• Short exercise
Every line holding the word "tương" counts once. Give the total, nothing more.

*****

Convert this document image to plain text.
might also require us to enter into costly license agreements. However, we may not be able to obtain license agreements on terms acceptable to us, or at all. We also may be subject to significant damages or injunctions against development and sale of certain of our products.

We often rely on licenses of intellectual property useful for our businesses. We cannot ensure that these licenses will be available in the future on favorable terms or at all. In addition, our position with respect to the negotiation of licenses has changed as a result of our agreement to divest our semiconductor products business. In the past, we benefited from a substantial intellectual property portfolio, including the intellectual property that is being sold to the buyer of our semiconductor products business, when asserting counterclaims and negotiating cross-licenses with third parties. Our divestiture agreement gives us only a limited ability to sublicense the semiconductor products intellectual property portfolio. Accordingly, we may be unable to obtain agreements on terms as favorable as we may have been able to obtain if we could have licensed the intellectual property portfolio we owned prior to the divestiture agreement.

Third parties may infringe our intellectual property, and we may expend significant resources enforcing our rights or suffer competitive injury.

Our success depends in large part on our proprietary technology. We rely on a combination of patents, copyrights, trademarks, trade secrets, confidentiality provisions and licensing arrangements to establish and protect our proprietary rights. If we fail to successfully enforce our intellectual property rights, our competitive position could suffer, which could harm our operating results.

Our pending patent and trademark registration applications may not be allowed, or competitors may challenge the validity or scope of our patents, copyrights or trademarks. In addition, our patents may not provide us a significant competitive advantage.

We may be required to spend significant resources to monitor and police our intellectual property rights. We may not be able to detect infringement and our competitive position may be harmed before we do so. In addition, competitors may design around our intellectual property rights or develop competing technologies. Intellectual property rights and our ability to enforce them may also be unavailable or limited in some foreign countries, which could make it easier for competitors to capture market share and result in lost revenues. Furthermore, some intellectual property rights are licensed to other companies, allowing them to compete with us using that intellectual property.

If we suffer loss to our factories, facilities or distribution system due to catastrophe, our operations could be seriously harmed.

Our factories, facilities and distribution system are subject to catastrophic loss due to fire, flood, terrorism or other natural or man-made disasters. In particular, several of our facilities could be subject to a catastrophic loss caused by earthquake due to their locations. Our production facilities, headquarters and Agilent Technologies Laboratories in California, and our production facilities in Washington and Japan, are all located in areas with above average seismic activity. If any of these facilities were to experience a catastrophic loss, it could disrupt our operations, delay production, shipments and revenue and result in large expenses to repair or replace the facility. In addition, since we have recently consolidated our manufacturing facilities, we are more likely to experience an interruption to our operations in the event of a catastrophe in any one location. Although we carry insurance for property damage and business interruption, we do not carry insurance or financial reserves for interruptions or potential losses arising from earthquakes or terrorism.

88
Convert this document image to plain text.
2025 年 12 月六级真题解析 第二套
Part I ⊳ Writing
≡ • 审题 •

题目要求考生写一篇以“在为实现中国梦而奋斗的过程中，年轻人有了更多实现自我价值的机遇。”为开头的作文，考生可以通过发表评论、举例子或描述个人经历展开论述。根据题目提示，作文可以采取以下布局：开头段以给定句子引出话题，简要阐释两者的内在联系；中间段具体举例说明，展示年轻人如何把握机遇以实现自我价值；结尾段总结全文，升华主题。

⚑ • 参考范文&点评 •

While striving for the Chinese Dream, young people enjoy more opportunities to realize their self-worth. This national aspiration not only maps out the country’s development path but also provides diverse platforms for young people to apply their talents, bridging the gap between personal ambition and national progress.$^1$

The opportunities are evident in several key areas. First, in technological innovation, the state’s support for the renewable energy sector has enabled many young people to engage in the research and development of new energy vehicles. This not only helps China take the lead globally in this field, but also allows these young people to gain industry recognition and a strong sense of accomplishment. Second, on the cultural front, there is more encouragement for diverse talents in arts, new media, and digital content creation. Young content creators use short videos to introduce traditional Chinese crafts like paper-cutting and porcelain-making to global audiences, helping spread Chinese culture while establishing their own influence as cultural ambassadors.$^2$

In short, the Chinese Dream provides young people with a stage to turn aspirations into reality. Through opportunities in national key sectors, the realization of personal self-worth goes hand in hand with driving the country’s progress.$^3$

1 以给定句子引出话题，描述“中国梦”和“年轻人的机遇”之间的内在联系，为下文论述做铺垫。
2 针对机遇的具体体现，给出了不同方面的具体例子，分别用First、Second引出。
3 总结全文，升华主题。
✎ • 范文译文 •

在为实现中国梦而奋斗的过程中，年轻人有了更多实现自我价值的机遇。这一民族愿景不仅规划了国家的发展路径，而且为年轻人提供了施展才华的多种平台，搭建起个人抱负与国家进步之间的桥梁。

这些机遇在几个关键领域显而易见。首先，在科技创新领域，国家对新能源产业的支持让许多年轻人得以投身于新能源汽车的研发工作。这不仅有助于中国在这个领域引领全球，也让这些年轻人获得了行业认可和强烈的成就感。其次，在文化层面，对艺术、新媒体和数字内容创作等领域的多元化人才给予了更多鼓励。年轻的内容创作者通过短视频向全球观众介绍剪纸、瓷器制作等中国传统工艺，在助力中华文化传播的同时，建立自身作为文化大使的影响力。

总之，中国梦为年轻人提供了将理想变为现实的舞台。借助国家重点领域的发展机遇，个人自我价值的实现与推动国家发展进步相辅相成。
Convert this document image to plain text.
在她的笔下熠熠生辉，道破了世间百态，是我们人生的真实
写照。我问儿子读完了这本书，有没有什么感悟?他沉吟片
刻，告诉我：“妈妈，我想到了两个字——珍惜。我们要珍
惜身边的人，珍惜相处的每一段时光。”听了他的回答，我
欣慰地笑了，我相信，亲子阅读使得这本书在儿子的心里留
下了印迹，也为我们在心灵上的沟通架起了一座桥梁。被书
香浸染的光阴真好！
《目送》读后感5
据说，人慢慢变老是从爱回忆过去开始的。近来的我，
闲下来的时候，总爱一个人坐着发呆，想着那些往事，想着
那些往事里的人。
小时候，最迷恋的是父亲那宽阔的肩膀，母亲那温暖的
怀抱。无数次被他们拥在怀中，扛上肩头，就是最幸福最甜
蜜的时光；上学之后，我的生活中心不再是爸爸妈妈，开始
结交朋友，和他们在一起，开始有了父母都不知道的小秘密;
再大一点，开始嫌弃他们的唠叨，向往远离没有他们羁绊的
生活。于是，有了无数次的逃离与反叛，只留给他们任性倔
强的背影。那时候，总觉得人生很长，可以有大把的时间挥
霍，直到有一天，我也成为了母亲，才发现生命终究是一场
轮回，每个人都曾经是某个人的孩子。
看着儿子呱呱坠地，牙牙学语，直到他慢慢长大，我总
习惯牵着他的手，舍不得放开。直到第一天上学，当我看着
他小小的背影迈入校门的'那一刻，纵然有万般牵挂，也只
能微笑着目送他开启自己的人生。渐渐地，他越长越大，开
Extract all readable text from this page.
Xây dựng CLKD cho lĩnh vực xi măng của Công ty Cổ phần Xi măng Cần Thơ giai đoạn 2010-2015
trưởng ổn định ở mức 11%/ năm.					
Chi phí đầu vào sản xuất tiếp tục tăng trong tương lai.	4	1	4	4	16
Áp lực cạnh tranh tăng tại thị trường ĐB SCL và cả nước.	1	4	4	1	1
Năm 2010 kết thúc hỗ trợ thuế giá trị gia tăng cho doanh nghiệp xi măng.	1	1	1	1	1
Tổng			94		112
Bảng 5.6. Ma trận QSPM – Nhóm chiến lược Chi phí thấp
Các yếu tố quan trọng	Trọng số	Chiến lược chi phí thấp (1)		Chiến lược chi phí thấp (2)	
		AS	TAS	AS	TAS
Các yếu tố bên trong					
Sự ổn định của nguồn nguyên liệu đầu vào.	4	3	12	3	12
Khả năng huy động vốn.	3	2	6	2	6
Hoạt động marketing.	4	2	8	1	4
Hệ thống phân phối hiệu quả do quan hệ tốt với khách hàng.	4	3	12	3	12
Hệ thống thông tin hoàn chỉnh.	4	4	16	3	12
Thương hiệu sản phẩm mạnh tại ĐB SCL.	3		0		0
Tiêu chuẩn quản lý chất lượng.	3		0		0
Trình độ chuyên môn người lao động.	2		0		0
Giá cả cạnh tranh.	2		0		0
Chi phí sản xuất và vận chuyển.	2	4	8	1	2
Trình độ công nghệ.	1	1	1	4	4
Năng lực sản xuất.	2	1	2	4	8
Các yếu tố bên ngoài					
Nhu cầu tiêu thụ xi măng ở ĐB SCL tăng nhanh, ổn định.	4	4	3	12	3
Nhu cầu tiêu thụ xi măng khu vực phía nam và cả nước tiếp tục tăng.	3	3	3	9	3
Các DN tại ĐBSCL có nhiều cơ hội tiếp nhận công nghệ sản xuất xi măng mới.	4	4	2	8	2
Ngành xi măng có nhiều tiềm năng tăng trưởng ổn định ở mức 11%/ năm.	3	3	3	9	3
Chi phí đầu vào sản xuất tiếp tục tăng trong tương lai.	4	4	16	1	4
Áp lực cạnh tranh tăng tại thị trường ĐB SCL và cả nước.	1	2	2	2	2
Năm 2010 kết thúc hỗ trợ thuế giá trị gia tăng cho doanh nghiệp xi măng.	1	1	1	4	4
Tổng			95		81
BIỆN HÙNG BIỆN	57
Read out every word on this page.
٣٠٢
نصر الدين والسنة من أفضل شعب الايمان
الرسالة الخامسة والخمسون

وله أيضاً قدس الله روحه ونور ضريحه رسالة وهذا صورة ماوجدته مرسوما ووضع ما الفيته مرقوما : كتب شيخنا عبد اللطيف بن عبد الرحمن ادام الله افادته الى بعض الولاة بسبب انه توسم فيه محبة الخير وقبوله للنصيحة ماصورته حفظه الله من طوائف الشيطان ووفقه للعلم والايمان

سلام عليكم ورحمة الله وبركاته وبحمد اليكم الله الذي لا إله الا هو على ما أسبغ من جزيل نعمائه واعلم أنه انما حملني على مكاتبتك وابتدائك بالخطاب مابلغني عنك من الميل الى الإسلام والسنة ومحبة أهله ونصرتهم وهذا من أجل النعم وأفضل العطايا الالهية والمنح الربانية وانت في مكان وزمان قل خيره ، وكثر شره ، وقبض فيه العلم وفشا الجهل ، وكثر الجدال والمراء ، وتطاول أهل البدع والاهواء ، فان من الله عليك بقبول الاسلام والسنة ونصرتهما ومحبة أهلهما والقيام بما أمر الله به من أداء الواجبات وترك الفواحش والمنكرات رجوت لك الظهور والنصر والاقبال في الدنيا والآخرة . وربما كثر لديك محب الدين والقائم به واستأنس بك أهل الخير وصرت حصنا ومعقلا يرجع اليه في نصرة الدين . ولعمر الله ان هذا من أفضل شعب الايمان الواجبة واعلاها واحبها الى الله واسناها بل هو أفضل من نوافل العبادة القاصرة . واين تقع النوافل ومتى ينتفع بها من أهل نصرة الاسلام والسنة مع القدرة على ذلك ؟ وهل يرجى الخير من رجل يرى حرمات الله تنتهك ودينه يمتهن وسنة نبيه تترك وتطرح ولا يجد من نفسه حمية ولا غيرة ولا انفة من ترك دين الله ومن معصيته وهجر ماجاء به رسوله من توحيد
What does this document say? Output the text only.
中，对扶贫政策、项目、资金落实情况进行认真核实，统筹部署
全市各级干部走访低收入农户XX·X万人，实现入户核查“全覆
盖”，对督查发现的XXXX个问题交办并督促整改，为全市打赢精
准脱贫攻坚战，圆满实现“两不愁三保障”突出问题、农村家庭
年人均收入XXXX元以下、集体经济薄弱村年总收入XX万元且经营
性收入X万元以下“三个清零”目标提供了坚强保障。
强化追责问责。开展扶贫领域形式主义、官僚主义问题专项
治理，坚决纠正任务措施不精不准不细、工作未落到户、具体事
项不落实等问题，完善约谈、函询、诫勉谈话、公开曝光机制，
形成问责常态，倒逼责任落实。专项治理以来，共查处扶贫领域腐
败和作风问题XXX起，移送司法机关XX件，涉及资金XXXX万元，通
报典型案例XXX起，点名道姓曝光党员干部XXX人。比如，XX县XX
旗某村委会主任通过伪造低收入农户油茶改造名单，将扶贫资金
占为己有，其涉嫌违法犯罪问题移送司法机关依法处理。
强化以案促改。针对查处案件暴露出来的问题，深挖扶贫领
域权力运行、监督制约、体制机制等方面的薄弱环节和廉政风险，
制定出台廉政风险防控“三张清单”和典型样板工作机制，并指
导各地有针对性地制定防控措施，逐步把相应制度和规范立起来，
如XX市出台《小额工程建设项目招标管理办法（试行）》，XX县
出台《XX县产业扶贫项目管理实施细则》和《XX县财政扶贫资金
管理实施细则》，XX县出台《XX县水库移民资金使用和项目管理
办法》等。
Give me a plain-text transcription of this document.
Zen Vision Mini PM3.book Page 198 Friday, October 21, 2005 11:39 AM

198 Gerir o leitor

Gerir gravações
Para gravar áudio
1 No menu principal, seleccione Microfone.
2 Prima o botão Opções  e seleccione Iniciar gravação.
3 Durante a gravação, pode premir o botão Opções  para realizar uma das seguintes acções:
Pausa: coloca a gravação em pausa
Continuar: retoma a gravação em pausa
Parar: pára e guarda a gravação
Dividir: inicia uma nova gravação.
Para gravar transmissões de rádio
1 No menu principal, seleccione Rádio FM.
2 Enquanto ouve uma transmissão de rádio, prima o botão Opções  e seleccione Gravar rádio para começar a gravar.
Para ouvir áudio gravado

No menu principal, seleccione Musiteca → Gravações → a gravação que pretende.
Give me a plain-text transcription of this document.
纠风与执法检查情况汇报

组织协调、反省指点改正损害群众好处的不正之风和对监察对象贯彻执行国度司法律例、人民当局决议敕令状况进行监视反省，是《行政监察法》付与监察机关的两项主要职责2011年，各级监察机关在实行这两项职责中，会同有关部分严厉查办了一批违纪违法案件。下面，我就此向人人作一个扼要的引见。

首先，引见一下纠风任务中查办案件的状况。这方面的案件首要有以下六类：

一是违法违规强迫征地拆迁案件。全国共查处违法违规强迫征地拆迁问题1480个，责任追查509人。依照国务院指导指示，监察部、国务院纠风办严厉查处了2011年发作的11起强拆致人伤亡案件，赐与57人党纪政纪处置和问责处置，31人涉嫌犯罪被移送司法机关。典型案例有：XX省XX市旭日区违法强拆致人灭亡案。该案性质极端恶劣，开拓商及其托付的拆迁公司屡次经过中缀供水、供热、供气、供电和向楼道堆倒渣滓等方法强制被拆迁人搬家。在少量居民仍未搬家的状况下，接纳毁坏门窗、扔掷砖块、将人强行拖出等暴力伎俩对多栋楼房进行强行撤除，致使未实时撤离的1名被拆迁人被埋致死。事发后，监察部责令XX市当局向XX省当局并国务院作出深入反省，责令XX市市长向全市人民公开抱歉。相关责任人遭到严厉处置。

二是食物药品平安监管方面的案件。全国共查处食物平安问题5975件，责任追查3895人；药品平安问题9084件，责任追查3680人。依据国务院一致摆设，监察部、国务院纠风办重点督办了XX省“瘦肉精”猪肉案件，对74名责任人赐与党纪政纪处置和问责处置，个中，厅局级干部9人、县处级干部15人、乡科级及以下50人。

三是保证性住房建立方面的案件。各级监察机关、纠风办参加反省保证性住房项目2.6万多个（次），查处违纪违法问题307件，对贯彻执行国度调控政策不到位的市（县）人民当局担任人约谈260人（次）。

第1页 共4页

*****

• Final result
2